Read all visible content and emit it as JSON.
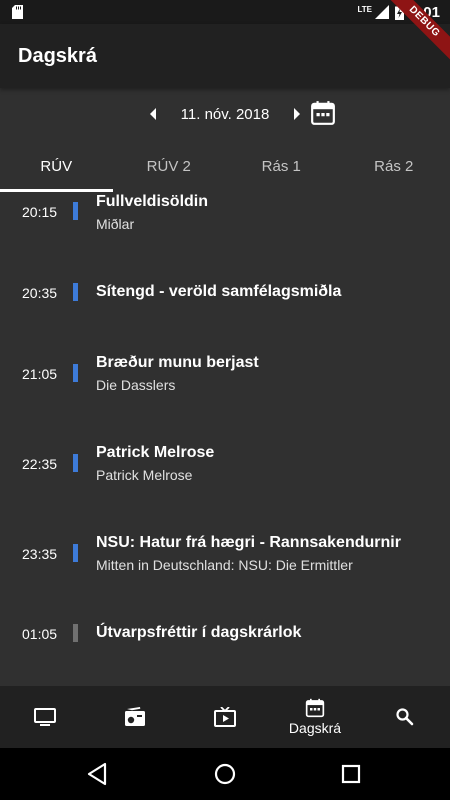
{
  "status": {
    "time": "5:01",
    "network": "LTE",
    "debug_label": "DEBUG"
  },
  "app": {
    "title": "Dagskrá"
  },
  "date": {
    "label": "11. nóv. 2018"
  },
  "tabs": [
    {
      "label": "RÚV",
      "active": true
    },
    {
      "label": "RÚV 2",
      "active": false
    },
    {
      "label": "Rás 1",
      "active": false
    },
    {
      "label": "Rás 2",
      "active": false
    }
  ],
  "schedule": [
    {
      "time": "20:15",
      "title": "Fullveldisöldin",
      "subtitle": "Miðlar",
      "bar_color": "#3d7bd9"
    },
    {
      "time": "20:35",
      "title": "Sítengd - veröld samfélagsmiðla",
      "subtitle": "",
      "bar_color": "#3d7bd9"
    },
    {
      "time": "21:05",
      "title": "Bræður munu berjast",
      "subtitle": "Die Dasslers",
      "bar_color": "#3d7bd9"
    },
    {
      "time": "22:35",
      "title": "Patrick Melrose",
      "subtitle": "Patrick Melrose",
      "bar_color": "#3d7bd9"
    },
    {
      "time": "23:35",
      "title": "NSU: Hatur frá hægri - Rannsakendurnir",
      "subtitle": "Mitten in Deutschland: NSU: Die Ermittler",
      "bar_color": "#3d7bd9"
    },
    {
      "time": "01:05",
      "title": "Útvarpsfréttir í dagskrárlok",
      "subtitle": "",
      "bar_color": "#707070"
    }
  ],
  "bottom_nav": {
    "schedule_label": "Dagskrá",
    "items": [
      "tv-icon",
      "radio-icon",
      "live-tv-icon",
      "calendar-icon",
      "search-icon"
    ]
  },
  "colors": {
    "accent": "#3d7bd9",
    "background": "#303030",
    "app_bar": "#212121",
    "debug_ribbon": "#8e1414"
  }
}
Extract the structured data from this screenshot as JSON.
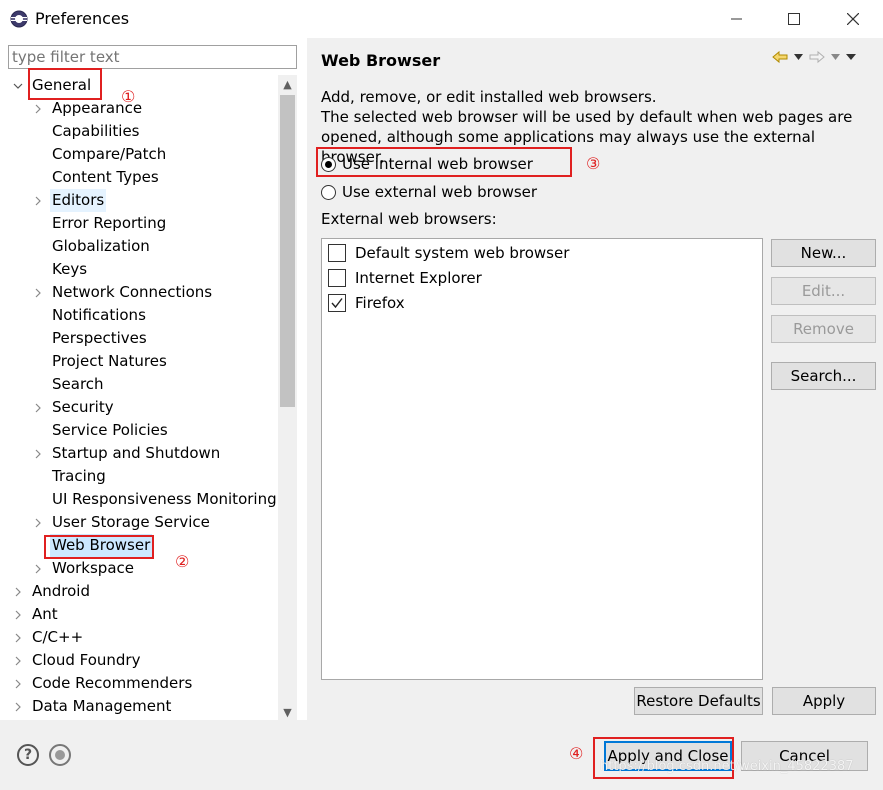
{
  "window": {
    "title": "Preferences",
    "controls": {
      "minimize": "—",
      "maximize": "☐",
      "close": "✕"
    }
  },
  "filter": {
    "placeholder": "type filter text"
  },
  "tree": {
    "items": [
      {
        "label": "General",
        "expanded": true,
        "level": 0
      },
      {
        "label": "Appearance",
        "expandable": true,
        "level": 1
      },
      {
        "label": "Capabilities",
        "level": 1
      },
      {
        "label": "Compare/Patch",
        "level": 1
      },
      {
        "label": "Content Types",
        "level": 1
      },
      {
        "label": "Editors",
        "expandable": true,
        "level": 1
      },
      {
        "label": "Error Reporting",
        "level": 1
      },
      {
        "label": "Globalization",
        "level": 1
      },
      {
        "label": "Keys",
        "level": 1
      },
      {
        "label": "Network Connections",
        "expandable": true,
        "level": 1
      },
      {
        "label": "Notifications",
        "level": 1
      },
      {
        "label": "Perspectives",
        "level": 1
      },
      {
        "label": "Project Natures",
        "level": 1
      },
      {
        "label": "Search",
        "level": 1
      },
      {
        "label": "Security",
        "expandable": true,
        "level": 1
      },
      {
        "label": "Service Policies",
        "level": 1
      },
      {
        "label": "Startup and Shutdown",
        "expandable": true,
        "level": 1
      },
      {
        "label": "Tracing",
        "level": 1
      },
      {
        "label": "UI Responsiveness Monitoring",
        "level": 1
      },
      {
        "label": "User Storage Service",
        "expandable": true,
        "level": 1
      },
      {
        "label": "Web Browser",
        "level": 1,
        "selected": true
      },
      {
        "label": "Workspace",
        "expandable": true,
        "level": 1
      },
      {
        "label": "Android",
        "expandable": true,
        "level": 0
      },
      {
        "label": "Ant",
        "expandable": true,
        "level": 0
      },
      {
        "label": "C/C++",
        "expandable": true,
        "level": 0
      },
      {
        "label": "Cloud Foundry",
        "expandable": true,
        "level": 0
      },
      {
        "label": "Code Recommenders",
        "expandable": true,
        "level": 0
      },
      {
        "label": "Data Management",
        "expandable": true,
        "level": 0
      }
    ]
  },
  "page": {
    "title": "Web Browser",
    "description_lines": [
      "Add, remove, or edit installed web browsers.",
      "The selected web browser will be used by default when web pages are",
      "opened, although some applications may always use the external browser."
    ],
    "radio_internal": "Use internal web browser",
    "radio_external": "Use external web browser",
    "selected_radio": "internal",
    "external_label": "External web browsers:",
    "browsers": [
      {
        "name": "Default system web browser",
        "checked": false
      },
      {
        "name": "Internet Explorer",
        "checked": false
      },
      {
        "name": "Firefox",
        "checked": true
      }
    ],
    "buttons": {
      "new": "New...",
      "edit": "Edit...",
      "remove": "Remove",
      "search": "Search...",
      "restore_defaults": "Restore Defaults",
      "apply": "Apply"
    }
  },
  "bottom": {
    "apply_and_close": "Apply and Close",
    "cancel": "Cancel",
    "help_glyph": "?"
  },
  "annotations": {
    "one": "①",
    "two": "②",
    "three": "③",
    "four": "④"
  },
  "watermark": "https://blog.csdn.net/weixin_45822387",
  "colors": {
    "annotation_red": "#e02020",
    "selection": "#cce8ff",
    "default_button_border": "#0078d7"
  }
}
☆ ☆ ☆ ☆ ☆ ☆ ☆
__What is needed__
Locate each line containing the string "JSON" and show it.

__The result__
Read all visible content and emit it as JSON.
Extract the structured data from this screenshot as JSON.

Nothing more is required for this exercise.